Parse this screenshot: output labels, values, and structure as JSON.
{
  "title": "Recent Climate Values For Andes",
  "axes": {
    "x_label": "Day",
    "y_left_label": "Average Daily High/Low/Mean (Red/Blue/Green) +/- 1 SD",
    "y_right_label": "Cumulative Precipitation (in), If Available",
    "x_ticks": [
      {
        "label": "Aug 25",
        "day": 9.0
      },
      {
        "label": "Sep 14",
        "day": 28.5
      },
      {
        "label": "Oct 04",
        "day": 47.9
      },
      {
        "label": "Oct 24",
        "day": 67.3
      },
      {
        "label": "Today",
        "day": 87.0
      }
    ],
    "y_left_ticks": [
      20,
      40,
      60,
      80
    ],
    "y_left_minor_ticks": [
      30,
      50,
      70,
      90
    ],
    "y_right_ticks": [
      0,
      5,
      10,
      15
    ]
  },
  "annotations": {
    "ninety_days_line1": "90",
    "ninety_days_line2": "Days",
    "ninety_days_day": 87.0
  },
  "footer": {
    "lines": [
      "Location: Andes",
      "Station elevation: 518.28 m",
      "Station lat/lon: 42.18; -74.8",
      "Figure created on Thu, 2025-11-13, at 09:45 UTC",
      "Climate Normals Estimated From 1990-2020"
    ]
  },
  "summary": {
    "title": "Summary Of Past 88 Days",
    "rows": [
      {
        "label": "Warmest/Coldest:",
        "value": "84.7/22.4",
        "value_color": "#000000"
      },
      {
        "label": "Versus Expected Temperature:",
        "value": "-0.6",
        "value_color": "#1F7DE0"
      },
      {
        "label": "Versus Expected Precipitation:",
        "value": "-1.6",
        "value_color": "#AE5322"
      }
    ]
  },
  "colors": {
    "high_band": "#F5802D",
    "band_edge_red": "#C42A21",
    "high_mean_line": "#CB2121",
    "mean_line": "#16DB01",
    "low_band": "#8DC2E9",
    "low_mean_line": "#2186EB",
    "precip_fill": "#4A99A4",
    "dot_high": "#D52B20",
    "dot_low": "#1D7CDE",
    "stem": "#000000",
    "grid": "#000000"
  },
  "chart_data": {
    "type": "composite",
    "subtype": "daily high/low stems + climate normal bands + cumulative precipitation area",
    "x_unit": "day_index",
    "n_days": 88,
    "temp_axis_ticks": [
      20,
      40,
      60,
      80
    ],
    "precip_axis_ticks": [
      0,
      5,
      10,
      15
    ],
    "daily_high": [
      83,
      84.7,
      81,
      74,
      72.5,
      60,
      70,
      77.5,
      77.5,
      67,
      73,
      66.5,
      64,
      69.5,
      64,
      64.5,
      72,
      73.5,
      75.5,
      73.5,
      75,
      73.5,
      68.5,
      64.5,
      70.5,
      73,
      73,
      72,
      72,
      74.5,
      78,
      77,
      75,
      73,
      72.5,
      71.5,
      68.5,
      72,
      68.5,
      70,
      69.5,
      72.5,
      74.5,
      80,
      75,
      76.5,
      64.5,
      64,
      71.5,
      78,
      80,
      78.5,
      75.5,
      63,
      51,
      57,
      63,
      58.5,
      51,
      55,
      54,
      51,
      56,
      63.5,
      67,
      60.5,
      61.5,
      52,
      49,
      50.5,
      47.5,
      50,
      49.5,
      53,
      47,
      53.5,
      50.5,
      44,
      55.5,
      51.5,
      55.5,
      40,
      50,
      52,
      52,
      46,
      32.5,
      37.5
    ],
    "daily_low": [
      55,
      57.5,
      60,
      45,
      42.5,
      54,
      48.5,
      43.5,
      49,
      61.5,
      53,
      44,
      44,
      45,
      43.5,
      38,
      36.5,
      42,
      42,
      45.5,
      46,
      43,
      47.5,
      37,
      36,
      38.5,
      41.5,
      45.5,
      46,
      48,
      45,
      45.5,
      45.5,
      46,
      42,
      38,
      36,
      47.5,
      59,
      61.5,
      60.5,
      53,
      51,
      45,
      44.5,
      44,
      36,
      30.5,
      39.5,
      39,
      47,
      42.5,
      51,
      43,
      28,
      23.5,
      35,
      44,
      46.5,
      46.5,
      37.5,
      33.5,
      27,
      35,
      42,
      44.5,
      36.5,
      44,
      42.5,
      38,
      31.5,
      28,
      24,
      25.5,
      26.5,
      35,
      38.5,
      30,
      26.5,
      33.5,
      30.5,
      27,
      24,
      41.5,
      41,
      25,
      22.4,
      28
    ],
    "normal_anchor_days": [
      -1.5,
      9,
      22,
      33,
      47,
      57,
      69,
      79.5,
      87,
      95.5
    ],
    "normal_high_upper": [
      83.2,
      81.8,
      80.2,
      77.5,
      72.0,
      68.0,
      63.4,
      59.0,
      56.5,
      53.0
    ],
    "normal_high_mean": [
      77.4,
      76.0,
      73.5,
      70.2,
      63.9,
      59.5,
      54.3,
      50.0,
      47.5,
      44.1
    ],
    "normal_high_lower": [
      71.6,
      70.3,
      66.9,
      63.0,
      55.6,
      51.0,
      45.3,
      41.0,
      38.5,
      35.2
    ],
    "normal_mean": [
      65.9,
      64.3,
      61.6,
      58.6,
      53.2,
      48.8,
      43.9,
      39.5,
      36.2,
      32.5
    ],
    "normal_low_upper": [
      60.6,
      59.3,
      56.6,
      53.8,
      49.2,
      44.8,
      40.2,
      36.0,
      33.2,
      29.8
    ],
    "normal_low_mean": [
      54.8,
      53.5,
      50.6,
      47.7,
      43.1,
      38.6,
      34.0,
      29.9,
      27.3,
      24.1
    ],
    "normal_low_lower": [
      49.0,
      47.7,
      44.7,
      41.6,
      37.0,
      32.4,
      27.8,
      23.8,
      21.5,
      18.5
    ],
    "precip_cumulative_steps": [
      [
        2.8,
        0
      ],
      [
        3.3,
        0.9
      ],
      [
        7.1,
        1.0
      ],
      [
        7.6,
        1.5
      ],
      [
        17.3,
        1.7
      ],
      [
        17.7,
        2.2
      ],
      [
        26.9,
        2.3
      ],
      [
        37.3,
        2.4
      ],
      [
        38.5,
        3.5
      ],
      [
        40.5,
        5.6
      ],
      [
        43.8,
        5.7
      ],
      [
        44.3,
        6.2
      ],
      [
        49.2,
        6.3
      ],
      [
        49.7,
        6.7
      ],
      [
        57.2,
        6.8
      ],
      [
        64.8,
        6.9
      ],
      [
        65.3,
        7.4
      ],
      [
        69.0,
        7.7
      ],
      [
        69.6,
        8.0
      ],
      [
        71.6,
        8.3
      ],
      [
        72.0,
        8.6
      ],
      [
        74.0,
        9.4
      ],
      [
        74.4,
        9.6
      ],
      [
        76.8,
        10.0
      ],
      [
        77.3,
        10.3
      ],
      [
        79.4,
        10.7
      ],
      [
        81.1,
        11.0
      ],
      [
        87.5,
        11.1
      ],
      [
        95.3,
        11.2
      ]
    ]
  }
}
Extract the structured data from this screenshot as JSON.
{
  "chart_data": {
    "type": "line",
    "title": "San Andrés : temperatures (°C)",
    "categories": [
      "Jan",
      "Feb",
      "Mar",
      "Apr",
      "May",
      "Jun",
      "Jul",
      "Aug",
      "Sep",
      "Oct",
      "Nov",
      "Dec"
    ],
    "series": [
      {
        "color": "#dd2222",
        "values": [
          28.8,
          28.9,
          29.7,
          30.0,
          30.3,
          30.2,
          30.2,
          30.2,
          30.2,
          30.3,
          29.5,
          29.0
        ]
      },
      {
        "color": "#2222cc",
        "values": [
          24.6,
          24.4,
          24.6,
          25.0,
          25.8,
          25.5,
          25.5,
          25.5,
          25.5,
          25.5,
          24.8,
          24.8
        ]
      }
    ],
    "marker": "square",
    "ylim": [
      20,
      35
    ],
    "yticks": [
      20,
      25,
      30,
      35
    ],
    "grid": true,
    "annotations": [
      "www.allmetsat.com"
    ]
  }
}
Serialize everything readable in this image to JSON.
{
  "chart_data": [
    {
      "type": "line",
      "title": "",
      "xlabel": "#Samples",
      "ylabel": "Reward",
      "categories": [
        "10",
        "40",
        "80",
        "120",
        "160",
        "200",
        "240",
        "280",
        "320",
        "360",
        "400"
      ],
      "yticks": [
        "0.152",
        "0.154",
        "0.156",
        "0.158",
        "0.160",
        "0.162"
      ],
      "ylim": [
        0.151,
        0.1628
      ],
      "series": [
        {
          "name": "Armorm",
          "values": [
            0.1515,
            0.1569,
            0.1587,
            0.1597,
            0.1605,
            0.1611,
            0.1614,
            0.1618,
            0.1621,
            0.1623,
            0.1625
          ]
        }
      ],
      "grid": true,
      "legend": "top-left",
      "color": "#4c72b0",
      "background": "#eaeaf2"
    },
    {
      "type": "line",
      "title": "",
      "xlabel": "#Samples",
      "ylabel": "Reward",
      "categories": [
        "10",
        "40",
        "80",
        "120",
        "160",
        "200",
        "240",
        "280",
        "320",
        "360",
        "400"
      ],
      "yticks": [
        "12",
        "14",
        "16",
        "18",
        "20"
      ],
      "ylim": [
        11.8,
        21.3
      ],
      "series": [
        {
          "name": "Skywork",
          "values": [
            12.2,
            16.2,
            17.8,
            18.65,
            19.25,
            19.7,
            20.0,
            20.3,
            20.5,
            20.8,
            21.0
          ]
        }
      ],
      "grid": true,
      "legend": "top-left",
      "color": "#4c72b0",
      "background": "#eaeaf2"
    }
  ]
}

THE PROBLEM: Collect every line from the records above that contains the word "grid".

OUTPUT:
    "grid": "#000000"
    "grid": true,
      "grid": true,
      "grid": true,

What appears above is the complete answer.